▶ **DESCRIPTION OF THE TASK**
Type out the material below exactly.

▶ **DATASET EXCERPTS**
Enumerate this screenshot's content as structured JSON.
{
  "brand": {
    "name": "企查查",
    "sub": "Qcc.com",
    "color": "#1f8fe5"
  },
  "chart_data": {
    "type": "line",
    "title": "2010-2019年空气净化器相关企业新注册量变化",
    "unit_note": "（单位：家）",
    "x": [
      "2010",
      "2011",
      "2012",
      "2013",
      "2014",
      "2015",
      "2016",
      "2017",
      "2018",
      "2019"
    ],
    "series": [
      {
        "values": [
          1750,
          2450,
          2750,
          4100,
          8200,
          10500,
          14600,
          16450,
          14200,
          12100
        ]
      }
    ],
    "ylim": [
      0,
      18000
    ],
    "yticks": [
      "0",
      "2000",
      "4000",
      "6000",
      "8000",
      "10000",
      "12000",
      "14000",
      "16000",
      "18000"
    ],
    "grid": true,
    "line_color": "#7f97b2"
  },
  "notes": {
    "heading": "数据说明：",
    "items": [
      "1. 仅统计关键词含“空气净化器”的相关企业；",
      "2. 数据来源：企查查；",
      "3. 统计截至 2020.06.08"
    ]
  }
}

▶ **SOLUTION FOR THIS TASK**
Enumerate this screenshot's content as structured JSON.
{
  "brand": {
    "name": "企查查",
    "sub": "Qcc.com",
    "color": "#1f8fe5"
  },
  "chart_data": {
    "type": "line",
    "title": "2010-2019年空气净化器相关企业新注册量变化",
    "unit_note": "（单位：家）",
    "x": [
      "2010",
      "2011",
      "2012",
      "2013",
      "2014",
      "2015",
      "2016",
      "2017",
      "2018",
      "2019"
    ],
    "series": [
      {
        "values": [
          1750,
          2450,
          2750,
          4100,
          8200,
          10500,
          14600,
          16450,
          14200,
          12100
        ]
      }
    ],
    "ylim": [
      0,
      18000
    ],
    "yticks": [
      "0",
      "2000",
      "4000",
      "6000",
      "8000",
      "10000",
      "12000",
      "14000",
      "16000",
      "18000"
    ],
    "grid": true,
    "line_color": "#7f97b2"
  },
  "notes": {
    "heading": "数据说明：",
    "items": [
      "1. 仅统计关键词含“空气净化器”的相关企业；",
      "2. 数据来源：企查查；",
      "3. 统计截至 2020.06.08"
    ]
  }
}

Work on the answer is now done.